* **EXCERPT**
* start *

Over the last couple of months, we have seen the NIFTY Small Cap 100 Index under-performing the headline NIFTY Index. If we analyze its recent performance, the previous 6-months have seen the NIFTY returning 8.76% while the NIFTY Small Cap 100 Index has lost 3.71%. The last 12-month performance of these two indexes paints a similar picture. While the NIFTY has gained around 11.34%, the NIFTY Small Cap Index has lost 12.53%.
It is grossly evident that the Nifty Small Cap index has enjoyed a positive correlation with the NIFTY for most of the previous ten years. The above 10-Yr Weekly Chart of the Nifty Small Cap Index shows that except for the few months of 2018, where the correlation turned negative, the relationship between these two indices has remained positive.
That the under-performance to the NIFTY begin in 2018 is also shown by the RS Line which changed its trajectory with the start of 2018 and slipped below its 50-DMA.
This RS Line is approaching its 10-Yr long pattern support lines. This means that the Small Cap Index is set to arrest the under-performance that it has seen against NIFTY.

* end *

* **GIVEN INSTRUCTION 1**
Return the part of the small-cap market commentary that opens with the words containing "Over the last" and closes with "has lost 12.53%.".
* **GIVEN INSTRUCTION 2**
List every percentage figure that appears in the small-cap market commentary.
* **GIVEN INSTRUCTION 3**
Write what comes next in the small-cap market commentary, picking up after its last sentence.

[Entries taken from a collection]
* start *

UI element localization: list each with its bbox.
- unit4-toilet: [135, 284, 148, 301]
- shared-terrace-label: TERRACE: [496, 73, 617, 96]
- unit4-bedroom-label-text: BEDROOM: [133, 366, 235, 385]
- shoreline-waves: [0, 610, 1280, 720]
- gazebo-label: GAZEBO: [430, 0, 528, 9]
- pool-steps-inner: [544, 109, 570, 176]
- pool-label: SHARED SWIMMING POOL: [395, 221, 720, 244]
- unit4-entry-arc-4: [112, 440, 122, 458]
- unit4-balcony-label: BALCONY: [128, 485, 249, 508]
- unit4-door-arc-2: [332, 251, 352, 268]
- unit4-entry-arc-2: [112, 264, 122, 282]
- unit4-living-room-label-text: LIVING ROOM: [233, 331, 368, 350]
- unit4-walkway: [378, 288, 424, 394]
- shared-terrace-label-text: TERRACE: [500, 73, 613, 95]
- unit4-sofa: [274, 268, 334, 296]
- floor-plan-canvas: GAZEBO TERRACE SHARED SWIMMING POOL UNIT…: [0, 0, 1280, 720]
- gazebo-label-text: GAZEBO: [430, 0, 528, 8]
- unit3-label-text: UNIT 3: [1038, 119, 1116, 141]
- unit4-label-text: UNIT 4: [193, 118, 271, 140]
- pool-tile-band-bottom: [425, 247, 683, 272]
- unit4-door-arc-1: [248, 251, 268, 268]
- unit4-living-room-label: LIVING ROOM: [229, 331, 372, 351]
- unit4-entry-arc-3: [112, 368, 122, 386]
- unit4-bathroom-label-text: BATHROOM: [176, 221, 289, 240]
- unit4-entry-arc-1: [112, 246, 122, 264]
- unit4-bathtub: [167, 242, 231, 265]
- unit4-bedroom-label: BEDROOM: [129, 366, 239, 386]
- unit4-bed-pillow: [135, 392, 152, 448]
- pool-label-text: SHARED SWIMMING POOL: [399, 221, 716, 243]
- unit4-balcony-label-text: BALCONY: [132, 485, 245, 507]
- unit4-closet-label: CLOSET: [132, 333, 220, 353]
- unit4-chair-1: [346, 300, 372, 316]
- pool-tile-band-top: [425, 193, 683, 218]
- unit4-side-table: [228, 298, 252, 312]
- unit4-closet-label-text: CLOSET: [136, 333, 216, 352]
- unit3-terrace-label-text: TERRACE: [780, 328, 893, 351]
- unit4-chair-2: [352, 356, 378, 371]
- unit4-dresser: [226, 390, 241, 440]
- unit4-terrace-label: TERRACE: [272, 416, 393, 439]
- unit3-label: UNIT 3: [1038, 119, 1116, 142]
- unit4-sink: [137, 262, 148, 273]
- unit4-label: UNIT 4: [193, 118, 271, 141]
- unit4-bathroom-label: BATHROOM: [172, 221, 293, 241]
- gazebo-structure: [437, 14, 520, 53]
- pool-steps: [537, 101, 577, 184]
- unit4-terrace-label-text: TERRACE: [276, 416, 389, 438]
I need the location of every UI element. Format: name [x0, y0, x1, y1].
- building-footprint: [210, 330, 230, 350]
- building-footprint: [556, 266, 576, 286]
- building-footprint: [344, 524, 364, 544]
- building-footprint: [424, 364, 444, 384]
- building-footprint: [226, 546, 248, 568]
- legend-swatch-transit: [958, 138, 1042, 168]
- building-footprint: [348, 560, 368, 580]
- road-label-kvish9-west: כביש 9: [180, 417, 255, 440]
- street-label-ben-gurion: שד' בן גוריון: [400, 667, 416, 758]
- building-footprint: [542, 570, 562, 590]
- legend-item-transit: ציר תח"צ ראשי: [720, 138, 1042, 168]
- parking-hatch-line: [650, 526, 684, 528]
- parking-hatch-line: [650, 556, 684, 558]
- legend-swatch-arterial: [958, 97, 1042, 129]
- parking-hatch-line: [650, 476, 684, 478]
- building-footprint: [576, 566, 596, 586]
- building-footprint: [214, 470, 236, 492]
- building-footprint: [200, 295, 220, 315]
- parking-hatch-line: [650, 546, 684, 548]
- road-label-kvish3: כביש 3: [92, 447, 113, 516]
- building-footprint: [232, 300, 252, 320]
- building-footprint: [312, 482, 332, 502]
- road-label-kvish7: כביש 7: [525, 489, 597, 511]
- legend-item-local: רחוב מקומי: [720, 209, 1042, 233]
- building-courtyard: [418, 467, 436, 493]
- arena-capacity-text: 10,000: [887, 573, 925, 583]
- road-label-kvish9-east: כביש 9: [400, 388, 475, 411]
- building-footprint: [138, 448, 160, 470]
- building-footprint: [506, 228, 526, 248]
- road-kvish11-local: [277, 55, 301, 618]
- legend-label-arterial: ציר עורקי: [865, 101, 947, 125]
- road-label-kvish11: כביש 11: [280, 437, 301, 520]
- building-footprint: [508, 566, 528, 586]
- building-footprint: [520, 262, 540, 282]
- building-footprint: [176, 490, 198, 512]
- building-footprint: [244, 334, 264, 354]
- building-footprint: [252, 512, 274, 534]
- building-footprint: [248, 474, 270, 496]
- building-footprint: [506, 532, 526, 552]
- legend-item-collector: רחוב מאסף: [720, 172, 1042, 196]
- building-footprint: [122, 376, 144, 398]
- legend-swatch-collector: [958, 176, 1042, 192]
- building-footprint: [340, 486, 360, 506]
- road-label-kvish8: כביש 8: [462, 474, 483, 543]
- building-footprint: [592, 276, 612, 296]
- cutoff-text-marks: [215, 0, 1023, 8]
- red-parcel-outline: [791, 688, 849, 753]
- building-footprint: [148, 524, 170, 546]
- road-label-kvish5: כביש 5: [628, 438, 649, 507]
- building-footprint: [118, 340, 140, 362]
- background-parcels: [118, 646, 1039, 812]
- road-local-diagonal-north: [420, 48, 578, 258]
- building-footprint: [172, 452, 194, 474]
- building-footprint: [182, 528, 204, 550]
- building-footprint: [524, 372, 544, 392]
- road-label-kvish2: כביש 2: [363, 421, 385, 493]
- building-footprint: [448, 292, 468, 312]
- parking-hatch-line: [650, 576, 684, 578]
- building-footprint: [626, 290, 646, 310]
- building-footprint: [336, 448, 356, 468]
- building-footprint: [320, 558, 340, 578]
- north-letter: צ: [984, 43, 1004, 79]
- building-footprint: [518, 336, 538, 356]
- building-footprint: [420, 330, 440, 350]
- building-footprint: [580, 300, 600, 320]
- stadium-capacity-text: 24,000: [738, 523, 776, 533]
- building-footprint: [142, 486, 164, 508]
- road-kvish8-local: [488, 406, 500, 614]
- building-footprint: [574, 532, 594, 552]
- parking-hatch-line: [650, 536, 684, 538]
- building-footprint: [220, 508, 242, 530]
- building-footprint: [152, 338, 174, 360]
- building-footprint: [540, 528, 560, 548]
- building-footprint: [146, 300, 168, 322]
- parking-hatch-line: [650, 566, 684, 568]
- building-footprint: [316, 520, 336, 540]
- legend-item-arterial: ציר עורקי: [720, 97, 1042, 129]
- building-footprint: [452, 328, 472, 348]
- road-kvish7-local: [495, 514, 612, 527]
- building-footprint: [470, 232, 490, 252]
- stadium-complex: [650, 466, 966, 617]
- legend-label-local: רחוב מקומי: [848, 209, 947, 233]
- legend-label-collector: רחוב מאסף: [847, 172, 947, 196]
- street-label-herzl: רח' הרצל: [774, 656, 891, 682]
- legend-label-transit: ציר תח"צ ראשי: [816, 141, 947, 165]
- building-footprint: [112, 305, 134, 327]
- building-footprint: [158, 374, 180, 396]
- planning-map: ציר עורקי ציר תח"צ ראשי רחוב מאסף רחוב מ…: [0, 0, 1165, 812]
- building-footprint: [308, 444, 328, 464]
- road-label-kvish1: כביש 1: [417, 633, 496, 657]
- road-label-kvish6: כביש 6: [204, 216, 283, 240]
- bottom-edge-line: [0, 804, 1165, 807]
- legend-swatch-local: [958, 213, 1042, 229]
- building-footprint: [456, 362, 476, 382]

* end *

* **RIGHT ANSWER 1**
Over the last couple of months, we have seen the NIFTY Small Cap 100 Index under-performing the headline NIFTY Index. If we analyze its recent performance, the previous 6-months have seen the NIFTY returning 8.76% while the NIFTY Small Cap 100 Index has lost 3.71%. The last 12-month performance of these two indexes paints a similar picture. While the NIFTY has gained around 11.34%, the NIFTY Small Cap Index has lost 12.53%.

* **RIGHT ANSWER 2**
8.76%
3.71%
11.34%
12.53%

* **RIGHT ANSWER 3**
The situation of RS Line, when compared against NIFTY near its major long-term pattern support lines, can come in two ways. Either the NIFTY may take a breather, and in the meantime, the Small Cap Index catches up; or both the indexes rise with the Small Cap improving with a better momentum against the NIFTY.
In either case, the improvement in the Small Cap index is very likely, and if the small caps start rising while the NIFTY not marking fresh highs, this may also result in the front-line markets taking a breather in the near term.
Milan Vaishnav, CMT, MSTA
Consulting Technical Analyst
Member: (CMT Association, USA | CSTA, Canada | STA, UK) | (Research Analyst, SEBI Reg. No. INH000003341)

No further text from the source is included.